(Collected data entries)
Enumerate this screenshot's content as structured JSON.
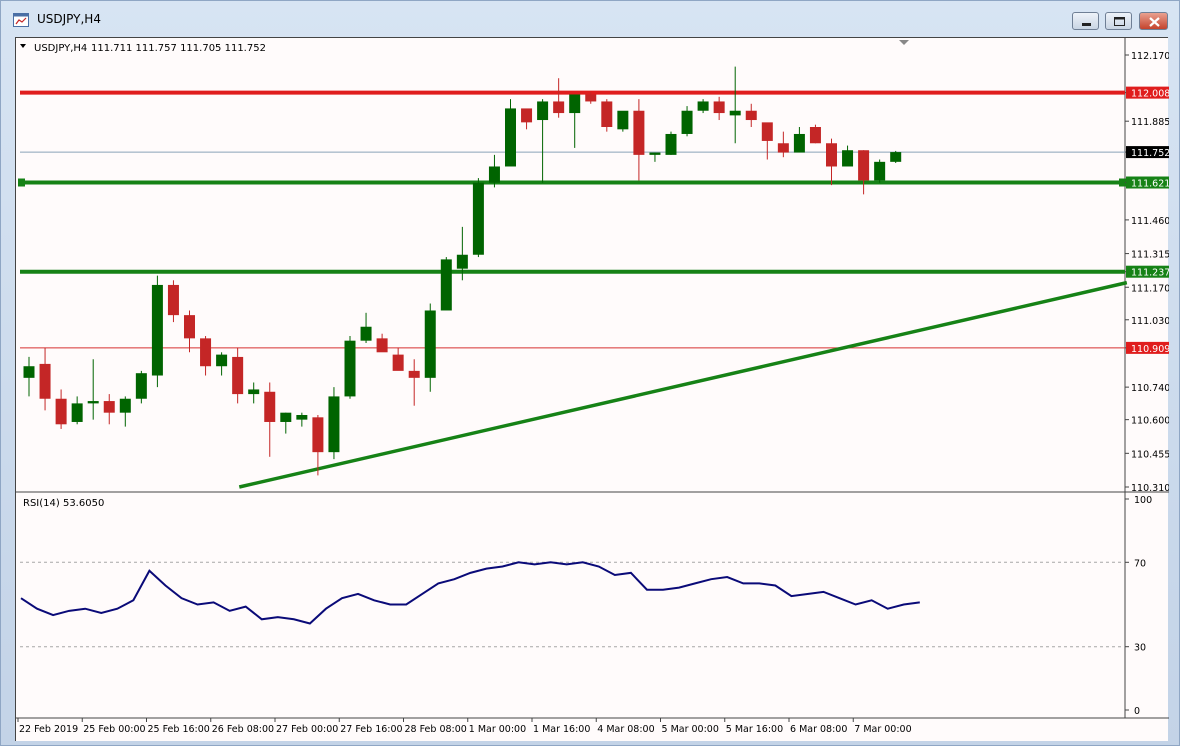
{
  "window": {
    "title": "USDJPY,H4"
  },
  "chart_header": {
    "symbol_label": "USDJPY,H4",
    "ohlc": "111.711 111.757 111.705 111.752"
  },
  "rsi_header": {
    "label": "RSI(14) 53.6050"
  },
  "colors": {
    "bull": "#006400",
    "bear": "#c42626",
    "resistance": "#e01d1d",
    "support": "#168216",
    "rsi_line": "#0a0a78",
    "price_line": "#8aa2b8",
    "thin_red": "#d63131"
  },
  "chart_data": [
    {
      "type": "candlestick",
      "symbol": "USDJPY",
      "timeframe": "H4",
      "ylim": [
        110.31,
        112.17
      ],
      "y_ticks": [
        "112.170",
        "112.008",
        "111.885",
        "111.752",
        "111.621",
        "111.460",
        "111.315",
        "111.237",
        "111.170",
        "111.030",
        "110.909",
        "110.740",
        "110.600",
        "110.455",
        "110.310"
      ],
      "x_labels": [
        "22 Feb 2019",
        "25 Feb 00:00",
        "25 Feb 16:00",
        "26 Feb 08:00",
        "27 Feb 00:00",
        "27 Feb 16:00",
        "28 Feb 08:00",
        "1 Mar 00:00",
        "1 Mar 16:00",
        "4 Mar 08:00",
        "5 Mar 00:00",
        "5 Mar 16:00",
        "6 Mar 08:00",
        "7 Mar 00:00"
      ],
      "current_price": 111.752,
      "levels": [
        {
          "label": "112.008",
          "value": 112.008,
          "kind": "resistance"
        },
        {
          "label": "111.621",
          "value": 111.621,
          "kind": "support"
        },
        {
          "label": "111.237",
          "value": 111.237,
          "kind": "support"
        },
        {
          "label": "110.909",
          "value": 110.909,
          "kind": "thin"
        }
      ],
      "trendline": {
        "from": [
          13.6,
          110.31
        ],
        "to": [
          68.9,
          111.19
        ]
      },
      "candles": [
        [
          110.78,
          110.87,
          110.7,
          110.83
        ],
        [
          110.84,
          110.91,
          110.64,
          110.69
        ],
        [
          110.69,
          110.73,
          110.56,
          110.58
        ],
        [
          110.59,
          110.7,
          110.58,
          110.67
        ],
        [
          110.67,
          110.86,
          110.6,
          110.68
        ],
        [
          110.68,
          110.71,
          110.58,
          110.63
        ],
        [
          110.63,
          110.7,
          110.57,
          110.69
        ],
        [
          110.69,
          110.81,
          110.67,
          110.8
        ],
        [
          110.79,
          111.22,
          110.74,
          111.18
        ],
        [
          111.18,
          111.2,
          111.02,
          111.05
        ],
        [
          111.05,
          111.07,
          110.89,
          110.95
        ],
        [
          110.95,
          110.96,
          110.79,
          110.83
        ],
        [
          110.83,
          110.89,
          110.79,
          110.88
        ],
        [
          110.87,
          110.91,
          110.67,
          110.71
        ],
        [
          110.71,
          110.76,
          110.67,
          110.73
        ],
        [
          110.72,
          110.76,
          110.44,
          110.59
        ],
        [
          110.59,
          110.63,
          110.54,
          110.63
        ],
        [
          110.6,
          110.63,
          110.57,
          110.62
        ],
        [
          110.61,
          110.62,
          110.36,
          110.46
        ],
        [
          110.46,
          110.74,
          110.43,
          110.7
        ],
        [
          110.7,
          110.96,
          110.69,
          110.94
        ],
        [
          110.94,
          111.06,
          110.93,
          111.0
        ],
        [
          110.95,
          110.97,
          110.91,
          110.89
        ],
        [
          110.88,
          110.91,
          110.82,
          110.81
        ],
        [
          110.81,
          110.86,
          110.66,
          110.78
        ],
        [
          110.78,
          111.1,
          110.72,
          111.07
        ],
        [
          111.07,
          111.3,
          111.09,
          111.29
        ],
        [
          111.25,
          111.43,
          111.2,
          111.31
        ],
        [
          111.31,
          111.64,
          111.3,
          111.62
        ],
        [
          111.62,
          111.74,
          111.6,
          111.69
        ],
        [
          111.69,
          111.98,
          111.71,
          111.94
        ],
        [
          111.94,
          111.92,
          111.85,
          111.88
        ],
        [
          111.89,
          111.98,
          111.62,
          111.97
        ],
        [
          111.97,
          112.07,
          111.9,
          111.92
        ],
        [
          111.92,
          112.0,
          111.77,
          112.0
        ],
        [
          112.0,
          112.01,
          111.96,
          111.97
        ],
        [
          111.97,
          111.98,
          111.84,
          111.86
        ],
        [
          111.85,
          111.92,
          111.84,
          111.93
        ],
        [
          111.93,
          111.98,
          111.63,
          111.74
        ],
        [
          111.74,
          111.75,
          111.71,
          111.75
        ],
        [
          111.74,
          111.84,
          111.74,
          111.83
        ],
        [
          111.83,
          111.95,
          111.82,
          111.93
        ],
        [
          111.93,
          111.98,
          111.92,
          111.97
        ],
        [
          111.97,
          111.99,
          111.89,
          111.92
        ],
        [
          111.91,
          112.12,
          111.79,
          111.93
        ],
        [
          111.93,
          111.96,
          111.86,
          111.89
        ],
        [
          111.88,
          111.85,
          111.72,
          111.8
        ],
        [
          111.79,
          111.84,
          111.73,
          111.75
        ],
        [
          111.75,
          111.86,
          111.79,
          111.83
        ],
        [
          111.86,
          111.87,
          111.79,
          111.79
        ],
        [
          111.79,
          111.81,
          111.61,
          111.69
        ],
        [
          111.69,
          111.78,
          111.7,
          111.76
        ],
        [
          111.76,
          111.76,
          111.57,
          111.63
        ],
        [
          111.63,
          111.72,
          111.62,
          111.71
        ],
        [
          111.71,
          111.757,
          111.705,
          111.752
        ]
      ]
    },
    {
      "type": "line",
      "title": "RSI(14) 53.6050",
      "ylim": [
        0,
        100
      ],
      "y_ticks": [
        100,
        70,
        30,
        0
      ],
      "levels": [
        70,
        30
      ],
      "values": [
        53,
        48,
        45,
        47,
        48,
        46,
        48,
        52,
        66,
        59,
        53,
        50,
        51,
        47,
        49,
        43,
        44,
        43,
        41,
        48,
        53,
        55,
        52,
        50,
        50,
        55,
        60,
        62,
        65,
        67,
        68,
        70,
        69,
        70,
        69,
        70,
        68,
        64,
        65,
        57,
        57,
        58,
        60,
        62,
        63,
        60,
        60,
        59,
        54,
        55,
        56,
        53,
        50,
        52,
        48,
        50,
        51
      ]
    }
  ]
}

Exercise details:
Write out the records above exactly as they stand, leaving out every picture.

The response:
Enumerate this screenshot's content as structured JSON.
{
  "window": {
    "title": "USDJPY,H4"
  },
  "chart_header": {
    "symbol_label": "USDJPY,H4",
    "ohlc": "111.711 111.757 111.705 111.752"
  },
  "rsi_header": {
    "label": "RSI(14) 53.6050"
  },
  "colors": {
    "bull": "#006400",
    "bear": "#c42626",
    "resistance": "#e01d1d",
    "support": "#168216",
    "rsi_line": "#0a0a78",
    "price_line": "#8aa2b8",
    "thin_red": "#d63131"
  },
  "chart_data": [
    {
      "type": "candlestick",
      "symbol": "USDJPY",
      "timeframe": "H4",
      "ylim": [
        110.31,
        112.17
      ],
      "y_ticks": [
        "112.170",
        "112.008",
        "111.885",
        "111.752",
        "111.621",
        "111.460",
        "111.315",
        "111.237",
        "111.170",
        "111.030",
        "110.909",
        "110.740",
        "110.600",
        "110.455",
        "110.310"
      ],
      "x_labels": [
        "22 Feb 2019",
        "25 Feb 00:00",
        "25 Feb 16:00",
        "26 Feb 08:00",
        "27 Feb 00:00",
        "27 Feb 16:00",
        "28 Feb 08:00",
        "1 Mar 00:00",
        "1 Mar 16:00",
        "4 Mar 08:00",
        "5 Mar 00:00",
        "5 Mar 16:00",
        "6 Mar 08:00",
        "7 Mar 00:00"
      ],
      "current_price": 111.752,
      "levels": [
        {
          "label": "112.008",
          "value": 112.008,
          "kind": "resistance"
        },
        {
          "label": "111.621",
          "value": 111.621,
          "kind": "support"
        },
        {
          "label": "111.237",
          "value": 111.237,
          "kind": "support"
        },
        {
          "label": "110.909",
          "value": 110.909,
          "kind": "thin"
        }
      ],
      "trendline": {
        "from": [
          13.6,
          110.31
        ],
        "to": [
          68.9,
          111.19
        ]
      },
      "candles": [
        [
          110.78,
          110.87,
          110.7,
          110.83
        ],
        [
          110.84,
          110.91,
          110.64,
          110.69
        ],
        [
          110.69,
          110.73,
          110.56,
          110.58
        ],
        [
          110.59,
          110.7,
          110.58,
          110.67
        ],
        [
          110.67,
          110.86,
          110.6,
          110.68
        ],
        [
          110.68,
          110.71,
          110.58,
          110.63
        ],
        [
          110.63,
          110.7,
          110.57,
          110.69
        ],
        [
          110.69,
          110.81,
          110.67,
          110.8
        ],
        [
          110.79,
          111.22,
          110.74,
          111.18
        ],
        [
          111.18,
          111.2,
          111.02,
          111.05
        ],
        [
          111.05,
          111.07,
          110.89,
          110.95
        ],
        [
          110.95,
          110.96,
          110.79,
          110.83
        ],
        [
          110.83,
          110.89,
          110.79,
          110.88
        ],
        [
          110.87,
          110.91,
          110.67,
          110.71
        ],
        [
          110.71,
          110.76,
          110.67,
          110.73
        ],
        [
          110.72,
          110.76,
          110.44,
          110.59
        ],
        [
          110.59,
          110.63,
          110.54,
          110.63
        ],
        [
          110.6,
          110.63,
          110.57,
          110.62
        ],
        [
          110.61,
          110.62,
          110.36,
          110.46
        ],
        [
          110.46,
          110.74,
          110.43,
          110.7
        ],
        [
          110.7,
          110.96,
          110.69,
          110.94
        ],
        [
          110.94,
          111.06,
          110.93,
          111.0
        ],
        [
          110.95,
          110.97,
          110.91,
          110.89
        ],
        [
          110.88,
          110.91,
          110.82,
          110.81
        ],
        [
          110.81,
          110.86,
          110.66,
          110.78
        ],
        [
          110.78,
          111.1,
          110.72,
          111.07
        ],
        [
          111.07,
          111.3,
          111.09,
          111.29
        ],
        [
          111.25,
          111.43,
          111.2,
          111.31
        ],
        [
          111.31,
          111.64,
          111.3,
          111.62
        ],
        [
          111.62,
          111.74,
          111.6,
          111.69
        ],
        [
          111.69,
          111.98,
          111.71,
          111.94
        ],
        [
          111.94,
          111.92,
          111.85,
          111.88
        ],
        [
          111.89,
          111.98,
          111.62,
          111.97
        ],
        [
          111.97,
          112.07,
          111.9,
          111.92
        ],
        [
          111.92,
          112.0,
          111.77,
          112.0
        ],
        [
          112.0,
          112.01,
          111.96,
          111.97
        ],
        [
          111.97,
          111.98,
          111.84,
          111.86
        ],
        [
          111.85,
          111.92,
          111.84,
          111.93
        ],
        [
          111.93,
          111.98,
          111.63,
          111.74
        ],
        [
          111.74,
          111.75,
          111.71,
          111.75
        ],
        [
          111.74,
          111.84,
          111.74,
          111.83
        ],
        [
          111.83,
          111.95,
          111.82,
          111.93
        ],
        [
          111.93,
          111.98,
          111.92,
          111.97
        ],
        [
          111.97,
          111.99,
          111.89,
          111.92
        ],
        [
          111.91,
          112.12,
          111.79,
          111.93
        ],
        [
          111.93,
          111.96,
          111.86,
          111.89
        ],
        [
          111.88,
          111.85,
          111.72,
          111.8
        ],
        [
          111.79,
          111.84,
          111.73,
          111.75
        ],
        [
          111.75,
          111.86,
          111.79,
          111.83
        ],
        [
          111.86,
          111.87,
          111.79,
          111.79
        ],
        [
          111.79,
          111.81,
          111.61,
          111.69
        ],
        [
          111.69,
          111.78,
          111.7,
          111.76
        ],
        [
          111.76,
          111.76,
          111.57,
          111.63
        ],
        [
          111.63,
          111.72,
          111.62,
          111.71
        ],
        [
          111.71,
          111.757,
          111.705,
          111.752
        ]
      ]
    },
    {
      "type": "line",
      "title": "RSI(14) 53.6050",
      "ylim": [
        0,
        100
      ],
      "y_ticks": [
        100,
        70,
        30,
        0
      ],
      "levels": [
        70,
        30
      ],
      "values": [
        53,
        48,
        45,
        47,
        48,
        46,
        48,
        52,
        66,
        59,
        53,
        50,
        51,
        47,
        49,
        43,
        44,
        43,
        41,
        48,
        53,
        55,
        52,
        50,
        50,
        55,
        60,
        62,
        65,
        67,
        68,
        70,
        69,
        70,
        69,
        70,
        68,
        64,
        65,
        57,
        57,
        58,
        60,
        62,
        63,
        60,
        60,
        59,
        54,
        55,
        56,
        53,
        50,
        52,
        48,
        50,
        51
      ]
    }
  ]
}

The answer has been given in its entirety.